--- TASK TO COMPLETE ---
Wherever the string "由对称性得" occurs in a line of these records, report that line.

□ □ □ □ □ □ □

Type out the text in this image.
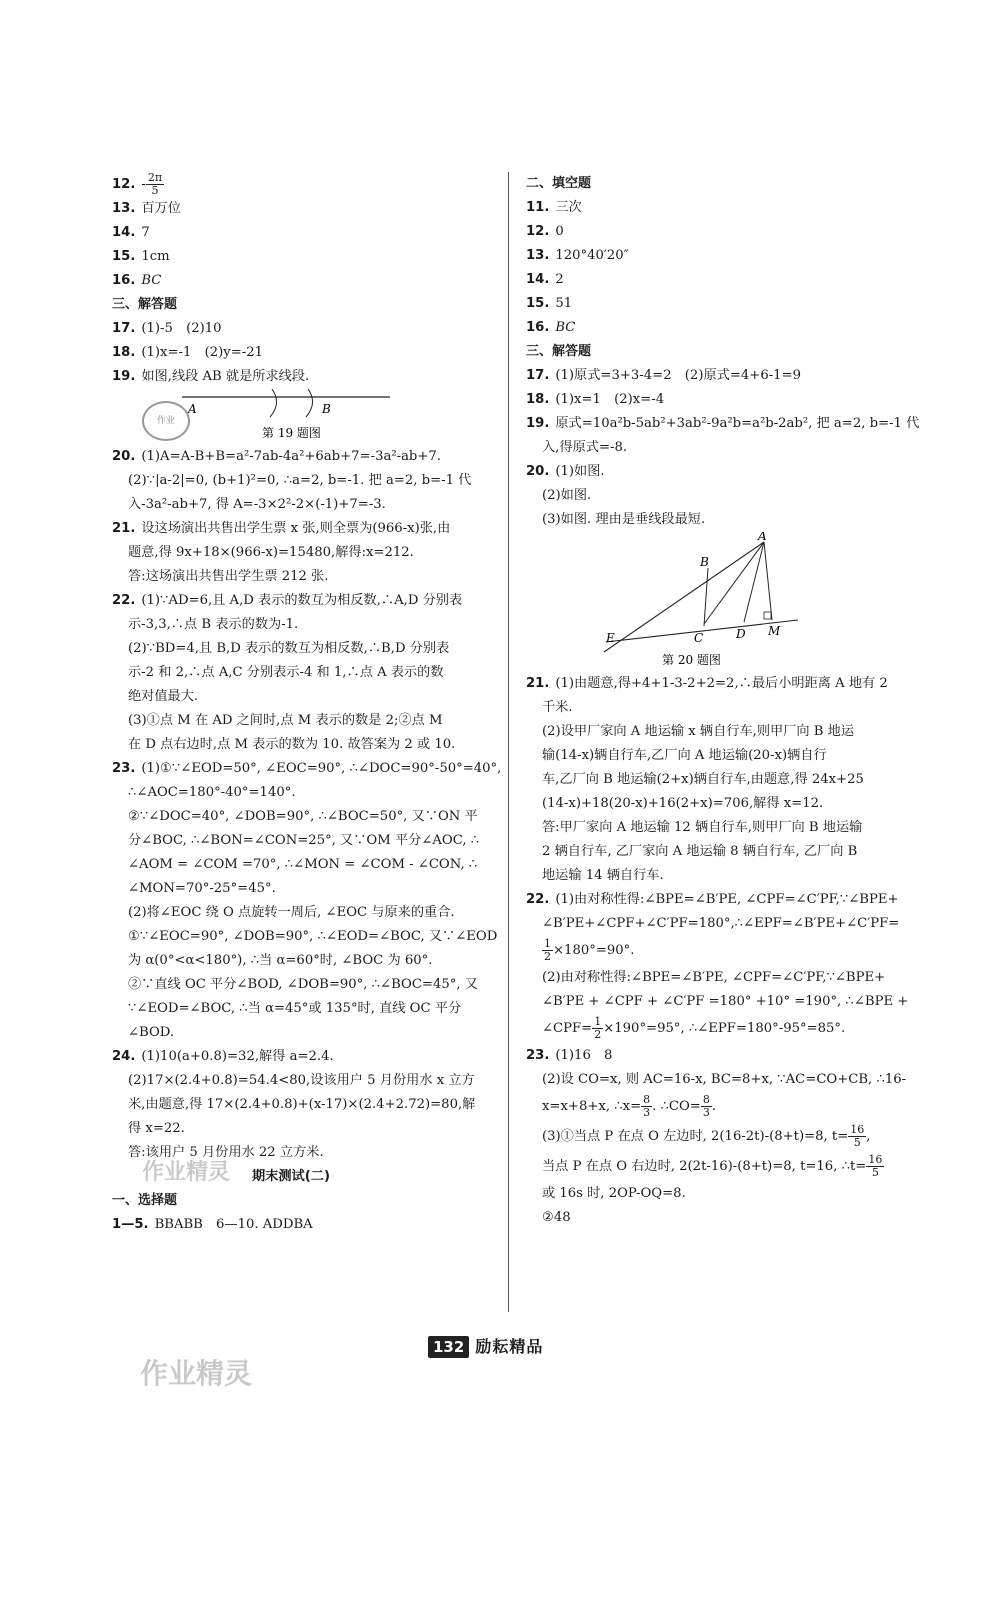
12. - $\frac{2\pi}{5}$
13. 百万位
14. 7
15. 1cm
16. BC
三、解答题
17. (1)-5　(2)10
18. (1)x=-1　(2)y=-21
19. 如图,线段 AB 就是所求线段.
A	B
第 19 题图
作业
20. (1)A=A-B+B=a²-7ab-4a²+6ab+7=-3a²-ab+7.
(2)∵|a-2|=0, (b+1)²=0, ∴a=2, b=-1. 把 a=2, b=-1 代
入-3a²-ab+7, 得 A=-3×2²-2×(-1)+7=-3.
21. 设这场演出共售出学生票 x 张,则全票为(966-x)张,由
题意,得 9x+18×(966-x)=15480,解得:x=212.
答:这场演出共售出学生票 212 张.
22. (1)∵AD=6,且 A,D 表示的数互为相反数,∴A,D 分别表
示-3,3,∴点 B 表示的数为-1.
(2)∵BD=4,且 B,D 表示的数互为相反数,∴B,D 分别表
示-2 和 2,∴点 A,C 分别表示-4 和 1,∴点 A 表示的数
绝对值最大.
(3)①点 M 在 AD 之间时,点 M 表示的数是 2;②点 M
在 D 点右边时,点 M 表示的数为 10. 故答案为 2 或 10.
23. (1)①∵∠EOD=50°, ∠EOC=90°, ∴∠DOC=90°-50°=40°,
∴∠AOC=180°-40°=140°.
②∵∠DOC=40°, ∠DOB=90°, ∴∠BOC=50°, 又∵ON 平
分∠BOC, ∴∠BON=∠CON=25°, 又∵OM 平分∠AOC, ∴
∠AOM = ∠COM =70°, ∴∠MON = ∠COM - ∠CON, ∴
∠MON=70°-25°=45°.
(2)将∠EOC 绕 O 点旋转一周后, ∠EOC 与原来的重合.
①∵∠EOC=90°, ∠DOB=90°, ∴∠EOD=∠BOC, 又∵∠EOD
为 α(0°<α<180°), ∴当 α=60°时, ∠BOC 为 60°.
②∵直线 OC 平分∠BOD, ∠DOB=90°, ∴∠BOC=45°, 又
∵∠EOD=∠BOC, ∴当 α=45°或 135°时, 直线 OC 平分
∠BOD.
24. (1)10(a+0.8)=32,解得 a=2.4.
(2)17×(2.4+0.8)=54.4<80,设该用户 5 月份用水 x 立方
米,由题意,得 17×(2.4+0.8)+(x-17)×(2.4+2.72)=80,解
得 x=22.
答:该用户 5 月份用水 22 立方米.
作业精灵 期末测试(二)
一、选择题
1—5. BBABB　6—10. ADDBA
二、填空题
11. 三次
12. 0
13. 120°40′20″
14. 2
15. 51
16. BC
三、解答题
17. (1)原式=3+3-4=2　(2)原式=4+6-1=9
18. (1)x=1　(2)x=-4
19. 原式=10a²b-5ab²+3ab²-9a²b=a²b-2ab², 把 a=2, b=-1 代
入,得原式=-8.
20. (1)如图.
(2)如图.
(3)如图. 理由是垂线段最短.
A
B
E	C	D M
第 20 题图
21. (1)由题意,得+4+1-3-2+2=2,∴最后小明距离 A 地有 2
千米.
(2)设甲厂家向 A 地运输 x 辆自行车,则甲厂向 B 地运
输(14-x)辆自行车,乙厂向 A 地运输(20-x)辆自行
车,乙厂向 B 地运输(2+x)辆自行车,由题意,得 24x+25
(14-x)+18(20-x)+16(2+x)=706,解得 x=12.
答:甲厂家向 A 地运输 12 辆自行车,则甲厂向 B 地运输
2 辆自行车, 乙厂家向 A 地运输 8 辆自行车, 乙厂向 B
地运输 14 辆自行车.
22. (1)由对称性得:∠BPE=∠B′PE, ∠CPF=∠C′PF,∵∠BPE+
∠B′PE+∠CPF+∠C′PF=180°,∴∠EPF=∠B′PE+∠C′PF=
$\frac{1}{2} \times 180^\circ=90^\circ$.
(2)由对称性得:∠BPE=∠B′PE, ∠CPF=∠C′PF,∵∠BPE+
∠B′PE + ∠CPF + ∠C′PF =180° +10° =190°, ∴∠BPE +
∠CPF= $\frac{1}{2} \times 190^\circ=95^\circ$, ∴∠EPF=180°-95°=85°.
23. (1)16　8
(2)设 CO=x, 则 AC=16-x, BC=8+x, ∵AC=CO+CB, ∴16-
x=x+8+x, ∴x= $\frac{8}{3}$ . ∴CO= $\frac{8}{3}$ .
(3)①当点 P 在点 O 左边时, 2(16-2t)-(8+t)=8, $t= \frac{16}{5}$ ,
当点 P 在点 O 右边时, 2(2t-16)-(8+t)=8, t=16, ∴t= $\frac{16}{5}$
或 16s 时, 2OP-OQ=8.
②48
132 励耘精品
作业精灵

□ □ □ □ □ □ □

--- RESPONSE ---
22. (1)由对称性得:∠BPE=∠B′PE, ∠CPF=∠C′PF,∵∠BPE+
(2)由对称性得:∠BPE=∠B′PE, ∠CPF=∠C′PF,∵∠BPE+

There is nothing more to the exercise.